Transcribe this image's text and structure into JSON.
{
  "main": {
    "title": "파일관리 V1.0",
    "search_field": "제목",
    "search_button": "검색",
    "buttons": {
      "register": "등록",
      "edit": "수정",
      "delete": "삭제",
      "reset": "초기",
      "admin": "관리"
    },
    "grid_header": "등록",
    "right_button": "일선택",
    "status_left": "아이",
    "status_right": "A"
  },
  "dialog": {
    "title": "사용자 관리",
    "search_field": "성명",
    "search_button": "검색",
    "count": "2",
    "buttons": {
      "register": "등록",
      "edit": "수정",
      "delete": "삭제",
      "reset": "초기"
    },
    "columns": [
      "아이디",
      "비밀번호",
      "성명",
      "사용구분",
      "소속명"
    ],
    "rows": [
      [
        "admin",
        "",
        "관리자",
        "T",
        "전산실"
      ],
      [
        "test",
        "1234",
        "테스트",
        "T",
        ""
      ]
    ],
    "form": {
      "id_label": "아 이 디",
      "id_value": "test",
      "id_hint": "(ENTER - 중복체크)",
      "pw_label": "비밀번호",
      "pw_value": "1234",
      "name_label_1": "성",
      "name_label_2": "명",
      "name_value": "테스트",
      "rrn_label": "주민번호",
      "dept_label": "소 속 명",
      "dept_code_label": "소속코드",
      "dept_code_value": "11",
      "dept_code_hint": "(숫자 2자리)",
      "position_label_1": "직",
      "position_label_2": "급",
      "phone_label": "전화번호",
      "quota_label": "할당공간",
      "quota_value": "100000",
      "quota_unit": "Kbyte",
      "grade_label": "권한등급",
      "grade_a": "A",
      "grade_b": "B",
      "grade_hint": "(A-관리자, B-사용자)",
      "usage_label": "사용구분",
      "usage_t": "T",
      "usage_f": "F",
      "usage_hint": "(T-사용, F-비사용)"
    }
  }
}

*What to do*
Would you reproduce all the entries exactly?

*Task solution*
Transcribe this image's text and structure into JSON.
{
  "main": {
    "title": "파일관리 V1.0",
    "search_field": "제목",
    "search_button": "검색",
    "buttons": {
      "register": "등록",
      "edit": "수정",
      "delete": "삭제",
      "reset": "초기",
      "admin": "관리"
    },
    "grid_header": "등록",
    "right_button": "일선택",
    "status_left": "아이",
    "status_right": "A"
  },
  "dialog": {
    "title": "사용자 관리",
    "search_field": "성명",
    "search_button": "검색",
    "count": "2",
    "buttons": {
      "register": "등록",
      "edit": "수정",
      "delete": "삭제",
      "reset": "초기"
    },
    "columns": [
      "아이디",
      "비밀번호",
      "성명",
      "사용구분",
      "소속명"
    ],
    "rows": [
      [
        "admin",
        "",
        "관리자",
        "T",
        "전산실"
      ],
      [
        "test",
        "1234",
        "테스트",
        "T",
        ""
      ]
    ],
    "form": {
      "id_label": "아 이 디",
      "id_value": "test",
      "id_hint": "(ENTER - 중복체크)",
      "pw_label": "비밀번호",
      "pw_value": "1234",
      "name_label_1": "성",
      "name_label_2": "명",
      "name_value": "테스트",
      "rrn_label": "주민번호",
      "dept_label": "소 속 명",
      "dept_code_label": "소속코드",
      "dept_code_value": "11",
      "dept_code_hint": "(숫자 2자리)",
      "position_label_1": "직",
      "position_label_2": "급",
      "phone_label": "전화번호",
      "quota_label": "할당공간",
      "quota_value": "100000",
      "quota_unit": "Kbyte",
      "grade_label": "권한등급",
      "grade_a": "A",
      "grade_b": "B",
      "grade_hint": "(A-관리자, B-사용자)",
      "usage_label": "사용구분",
      "usage_t": "T",
      "usage_f": "F",
      "usage_hint": "(T-사용, F-비사용)"
    }
  }
}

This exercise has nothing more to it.